Look through the data below and count each line where the word "parameters" appears. Reply with the count alone.

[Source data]
begin
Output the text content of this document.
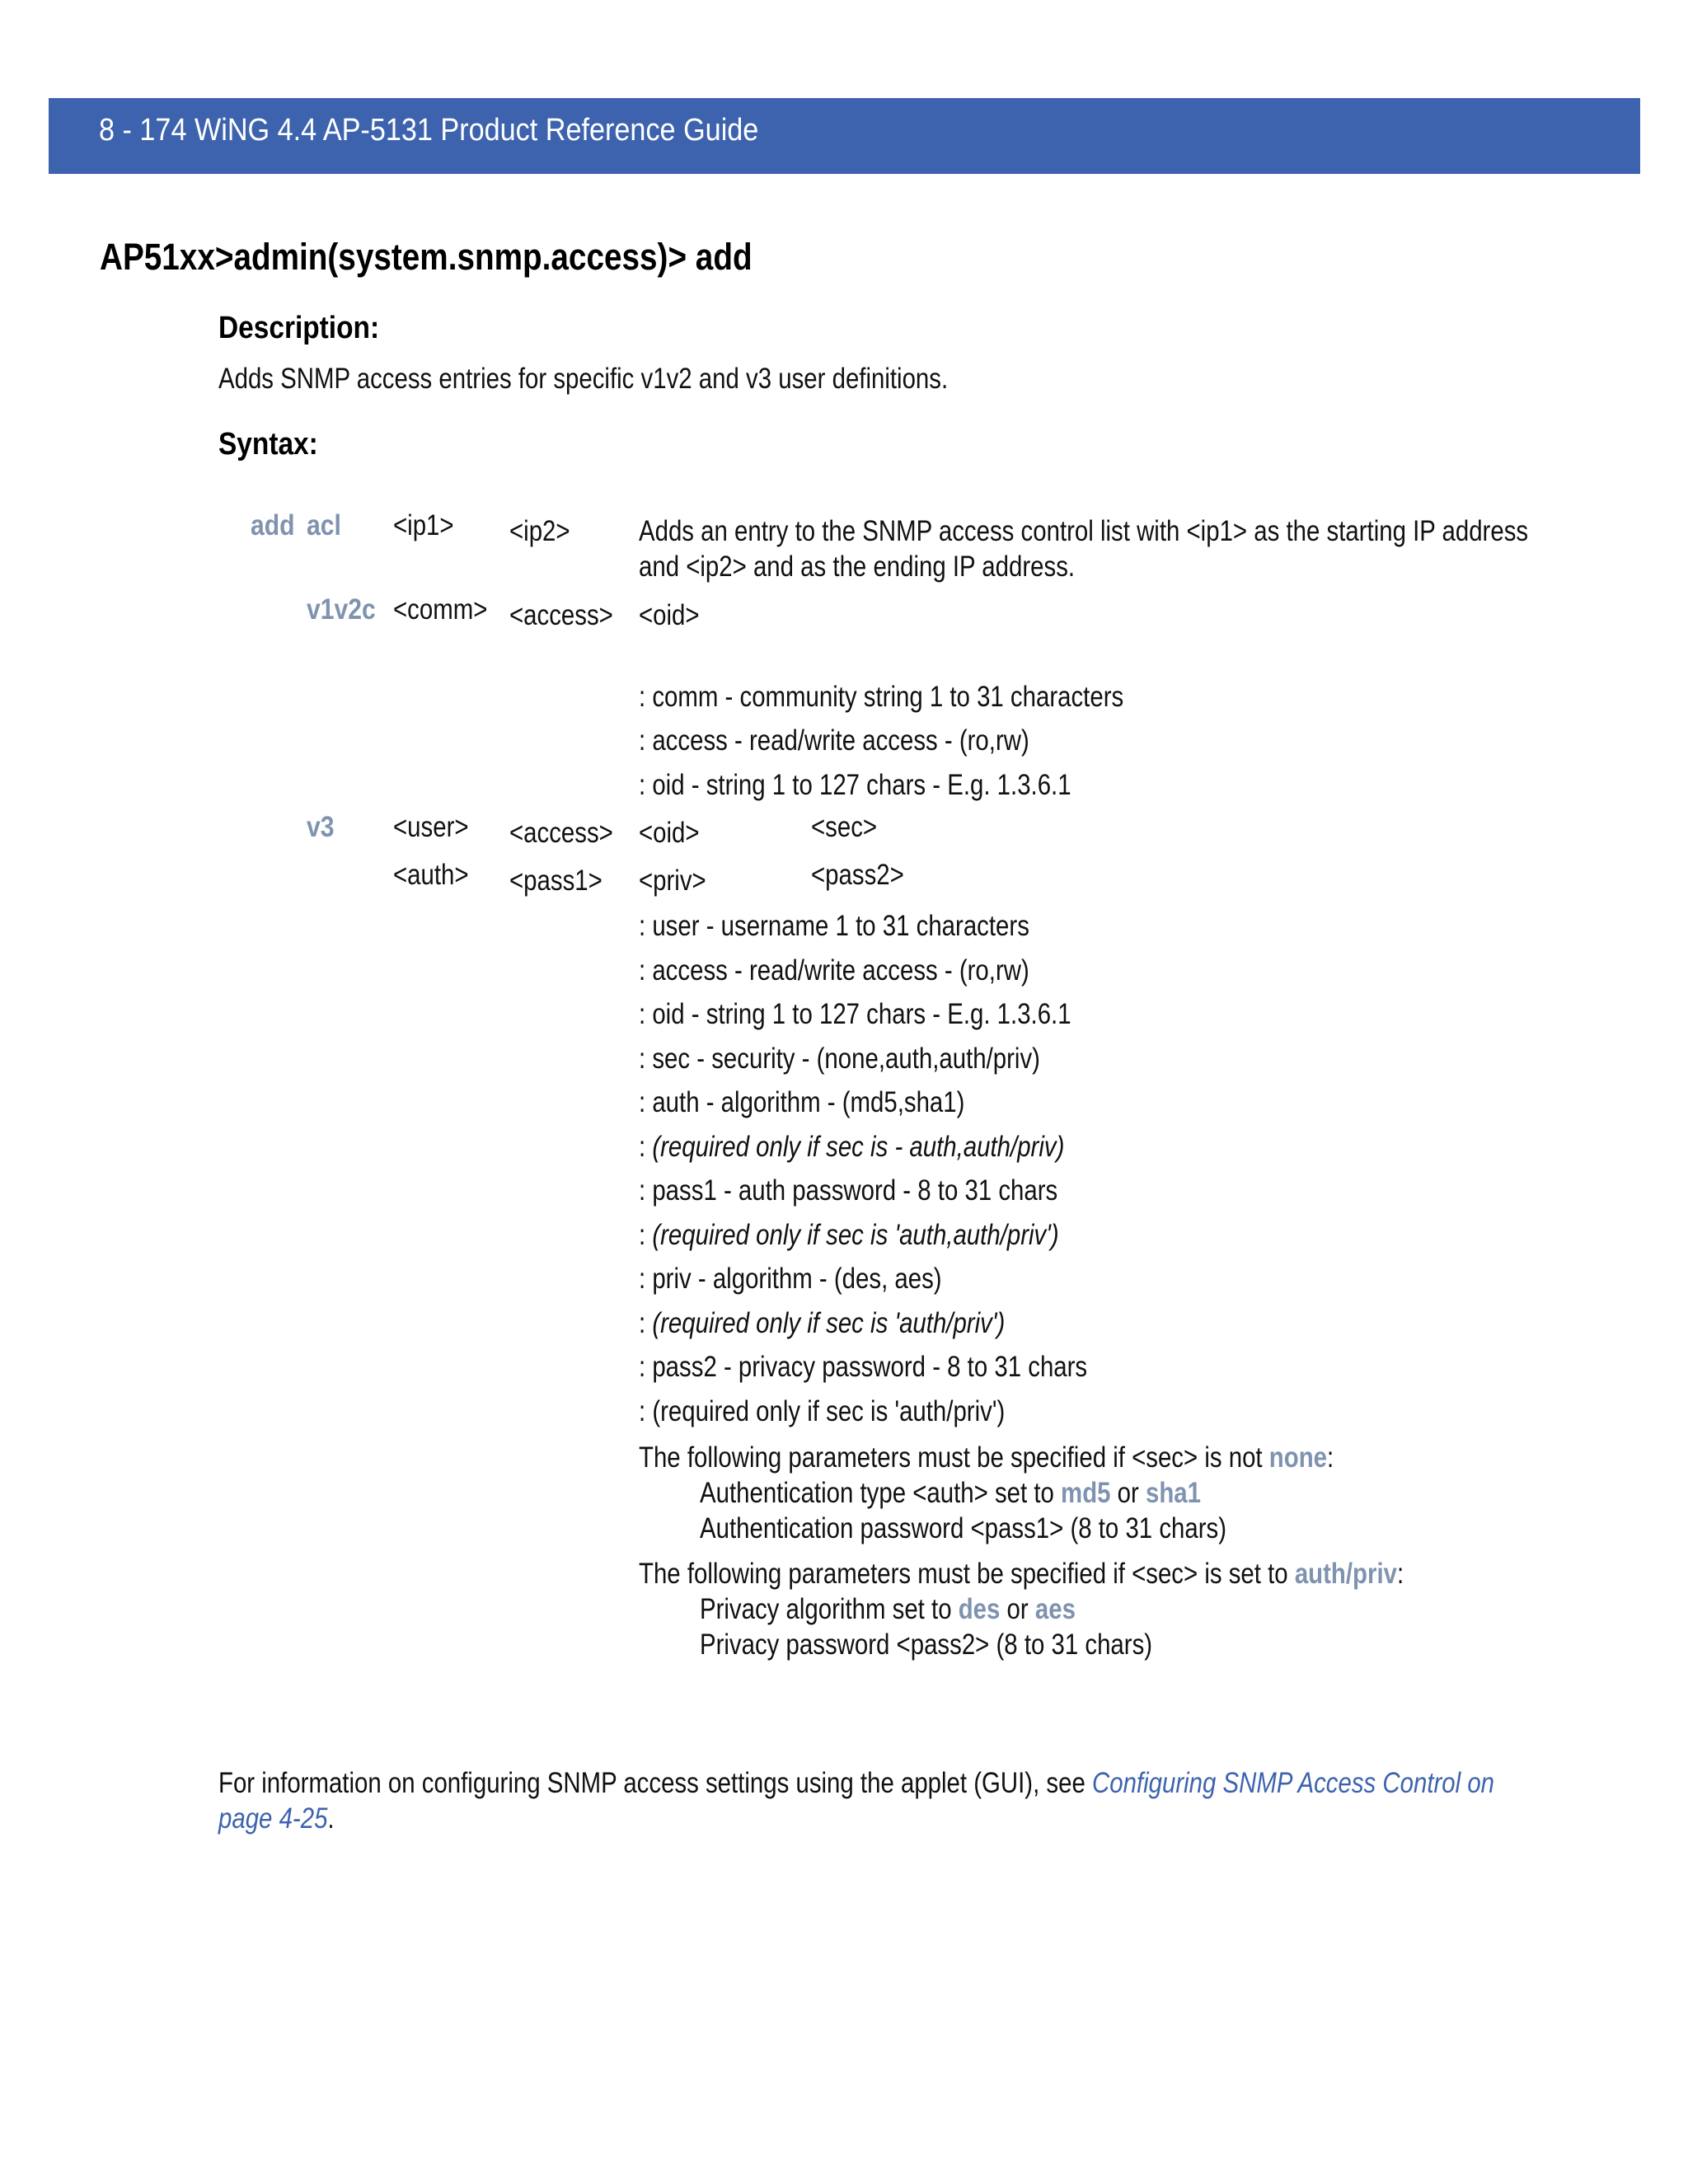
8 - 174 WiNG 4.4 AP-5131 Product Reference Guide
AP51xx>admin(system.snmp.access)> add
Description:
Adds SNMP access entries for specific v1v2 and v3 user definitions.
Syntax:
add acl <ip1> <ip2> Adds an entry to the SNMP access control list with <ip1> as the starting IP address
and <ip2> and as the ending IP address.
v1v2c <comm> <access> <oid>
: comm - community string 1 to 31 characters
: access - read/write access - (ro,rw)
: oid - string 1 to 127 chars - E.g. 1.3.6.1
v3 <user> <access> <oid>	<sec>
<auth> <pass1> <priv>	<pass2>
: user - username 1 to 31 characters
: access - read/write access - (ro,rw)
: oid - string 1 to 127 chars - E.g. 1.3.6.1
: sec - security - (none,auth,auth/priv)
: auth - algorithm - (md5,sha1)
: (required only if sec is - auth,auth/priv)
: pass1 - auth password - 8 to 31 chars
: (required only if sec is 'auth,auth/priv')
: priv - algorithm - (des, aes)
: (required only if sec is 'auth/priv')
: pass2 - privacy password - 8 to 31 chars
: (required only if sec is 'auth/priv')
The following parameters must be specified if <sec> is not none:
Authentication type <auth> set to md5 or sha1
Authentication password <pass1> (8 to 31 chars)
The following parameters must be specified if <sec> is set to auth/priv:
Privacy algorithm set to des or aes
Privacy password <pass2> (8 to 31 chars)
For information on configuring SNMP access settings using the applet (GUI), see Configuring SNMP Access Control on
page 4-25.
end
## Result for this exercise
2